## Information shown
┌────────

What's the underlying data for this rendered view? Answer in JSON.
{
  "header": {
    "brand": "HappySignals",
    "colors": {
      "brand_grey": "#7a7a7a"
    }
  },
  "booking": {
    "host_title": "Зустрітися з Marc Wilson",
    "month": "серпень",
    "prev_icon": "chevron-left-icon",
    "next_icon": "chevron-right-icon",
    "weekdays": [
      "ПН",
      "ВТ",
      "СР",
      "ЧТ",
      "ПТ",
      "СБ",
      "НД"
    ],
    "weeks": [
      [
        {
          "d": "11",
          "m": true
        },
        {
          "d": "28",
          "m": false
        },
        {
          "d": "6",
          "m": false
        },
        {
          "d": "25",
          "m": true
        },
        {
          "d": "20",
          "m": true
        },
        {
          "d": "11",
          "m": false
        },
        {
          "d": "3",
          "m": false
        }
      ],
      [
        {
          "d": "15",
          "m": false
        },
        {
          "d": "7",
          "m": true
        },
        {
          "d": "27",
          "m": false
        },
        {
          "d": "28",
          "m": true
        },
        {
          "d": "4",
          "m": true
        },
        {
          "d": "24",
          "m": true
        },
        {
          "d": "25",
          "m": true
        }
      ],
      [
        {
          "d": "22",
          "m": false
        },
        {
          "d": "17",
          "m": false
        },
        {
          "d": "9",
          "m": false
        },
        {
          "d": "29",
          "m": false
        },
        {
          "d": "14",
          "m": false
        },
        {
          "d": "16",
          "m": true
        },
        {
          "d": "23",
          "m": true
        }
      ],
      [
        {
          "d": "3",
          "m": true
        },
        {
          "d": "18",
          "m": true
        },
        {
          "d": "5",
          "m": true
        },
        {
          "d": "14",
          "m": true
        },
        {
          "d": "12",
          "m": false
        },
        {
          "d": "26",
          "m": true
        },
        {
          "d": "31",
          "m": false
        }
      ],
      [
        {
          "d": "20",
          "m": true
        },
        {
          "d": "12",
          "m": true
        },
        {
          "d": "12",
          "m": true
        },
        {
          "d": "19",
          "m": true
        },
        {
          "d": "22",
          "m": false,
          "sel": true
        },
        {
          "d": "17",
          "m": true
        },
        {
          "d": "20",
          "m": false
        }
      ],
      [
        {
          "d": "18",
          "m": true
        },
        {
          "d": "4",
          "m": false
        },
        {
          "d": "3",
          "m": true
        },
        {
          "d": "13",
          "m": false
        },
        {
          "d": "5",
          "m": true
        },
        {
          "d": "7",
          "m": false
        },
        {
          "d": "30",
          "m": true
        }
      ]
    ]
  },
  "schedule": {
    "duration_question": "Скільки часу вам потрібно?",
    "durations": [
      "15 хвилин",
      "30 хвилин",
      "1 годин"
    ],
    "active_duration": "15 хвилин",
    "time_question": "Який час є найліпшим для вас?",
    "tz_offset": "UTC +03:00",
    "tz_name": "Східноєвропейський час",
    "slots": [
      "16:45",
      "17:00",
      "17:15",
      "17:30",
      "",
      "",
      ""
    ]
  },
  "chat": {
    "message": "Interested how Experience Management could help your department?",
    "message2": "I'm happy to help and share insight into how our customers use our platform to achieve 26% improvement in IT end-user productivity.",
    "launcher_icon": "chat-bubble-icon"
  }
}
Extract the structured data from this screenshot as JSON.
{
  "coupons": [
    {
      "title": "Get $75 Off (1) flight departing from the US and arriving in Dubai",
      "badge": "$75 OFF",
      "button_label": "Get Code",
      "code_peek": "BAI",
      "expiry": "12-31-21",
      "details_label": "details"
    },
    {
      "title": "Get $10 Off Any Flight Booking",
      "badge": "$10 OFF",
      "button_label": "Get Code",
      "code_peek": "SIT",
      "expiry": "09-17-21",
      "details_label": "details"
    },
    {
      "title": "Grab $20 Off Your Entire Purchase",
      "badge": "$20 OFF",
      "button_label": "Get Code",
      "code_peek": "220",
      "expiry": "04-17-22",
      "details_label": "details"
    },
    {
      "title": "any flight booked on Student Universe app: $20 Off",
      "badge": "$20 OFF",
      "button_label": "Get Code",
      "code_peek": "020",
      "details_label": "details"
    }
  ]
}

└────────

Repeat the entries shown above, every one, word for word.

What's the underlying data for this rendered view? Answer in JSON.
{
  "header": {
    "brand": "HappySignals",
    "colors": {
      "brand_grey": "#7a7a7a"
    }
  },
  "booking": {
    "host_title": "Зустрітися з Marc Wilson",
    "month": "серпень",
    "prev_icon": "chevron-left-icon",
    "next_icon": "chevron-right-icon",
    "weekdays": [
      "ПН",
      "ВТ",
      "СР",
      "ЧТ",
      "ПТ",
      "СБ",
      "НД"
    ],
    "weeks": [
      [
        {
          "d": "11",
          "m": true
        },
        {
          "d": "28",
          "m": false
        },
        {
          "d": "6",
          "m": false
        },
        {
          "d": "25",
          "m": true
        },
        {
          "d": "20",
          "m": true
        },
        {
          "d": "11",
          "m": false
        },
        {
          "d": "3",
          "m": false
        }
      ],
      [
        {
          "d": "15",
          "m": false
        },
        {
          "d": "7",
          "m": true
        },
        {
          "d": "27",
          "m": false
        },
        {
          "d": "28",
          "m": true
        },
        {
          "d": "4",
          "m": true
        },
        {
          "d": "24",
          "m": true
        },
        {
          "d": "25",
          "m": true
        }
      ],
      [
        {
          "d": "22",
          "m": false
        },
        {
          "d": "17",
          "m": false
        },
        {
          "d": "9",
          "m": false
        },
        {
          "d": "29",
          "m": false
        },
        {
          "d": "14",
          "m": false
        },
        {
          "d": "16",
          "m": true
        },
        {
          "d": "23",
          "m": true
        }
      ],
      [
        {
          "d": "3",
          "m": true
        },
        {
          "d": "18",
          "m": true
        },
        {
          "d": "5",
          "m": true
        },
        {
          "d": "14",
          "m": true
        },
        {
          "d": "12",
          "m": false
        },
        {
          "d": "26",
          "m": true
        },
        {
          "d": "31",
          "m": false
        }
      ],
      [
        {
          "d": "20",
          "m": true
        },
        {
          "d": "12",
          "m": true
        },
        {
          "d": "12",
          "m": true
        },
        {
          "d": "19",
          "m": true
        },
        {
          "d": "22",
          "m": false,
          "sel": true
        },
        {
          "d": "17",
          "m": true
        },
        {
          "d": "20",
          "m": false
        }
      ],
      [
        {
          "d": "18",
          "m": true
        },
        {
          "d": "4",
          "m": false
        },
        {
          "d": "3",
          "m": true
        },
        {
          "d": "13",
          "m": false
        },
        {
          "d": "5",
          "m": true
        },
        {
          "d": "7",
          "m": false
        },
        {
          "d": "30",
          "m": true
        }
      ]
    ]
  },
  "schedule": {
    "duration_question": "Скільки часу вам потрібно?",
    "durations": [
      "15 хвилин",
      "30 хвилин",
      "1 годин"
    ],
    "active_duration": "15 хвилин",
    "time_question": "Який час є найліпшим для вас?",
    "tz_offset": "UTC +03:00",
    "tz_name": "Східноєвропейський час",
    "slots": [
      "16:45",
      "17:00",
      "17:15",
      "17:30",
      "",
      "",
      ""
    ]
  },
  "chat": {
    "message": "Interested how Experience Management could help your department?",
    "message2": "I'm happy to help and share insight into how our customers use our platform to achieve 26% improvement in IT end-user productivity.",
    "launcher_icon": "chat-bubble-icon"
  }
}
Extract the structured data from this screenshot as JSON.
{
  "coupons": [
    {
      "title": "Get $75 Off (1) flight departing from the US and arriving in Dubai",
      "badge": "$75 OFF",
      "button_label": "Get Code",
      "code_peek": "BAI",
      "expiry": "12-31-21",
      "details_label": "details"
    },
    {
      "title": "Get $10 Off Any Flight Booking",
      "badge": "$10 OFF",
      "button_label": "Get Code",
      "code_peek": "SIT",
      "expiry": "09-17-21",
      "details_label": "details"
    },
    {
      "title": "Grab $20 Off Your Entire Purchase",
      "badge": "$20 OFF",
      "button_label": "Get Code",
      "code_peek": "220",
      "expiry": "04-17-22",
      "details_label": "details"
    },
    {
      "title": "any flight booked on Student Universe app: $20 Off",
      "badge": "$20 OFF",
      "button_label": "Get Code",
      "code_peek": "020",
      "details_label": "details"
    }
  ]
}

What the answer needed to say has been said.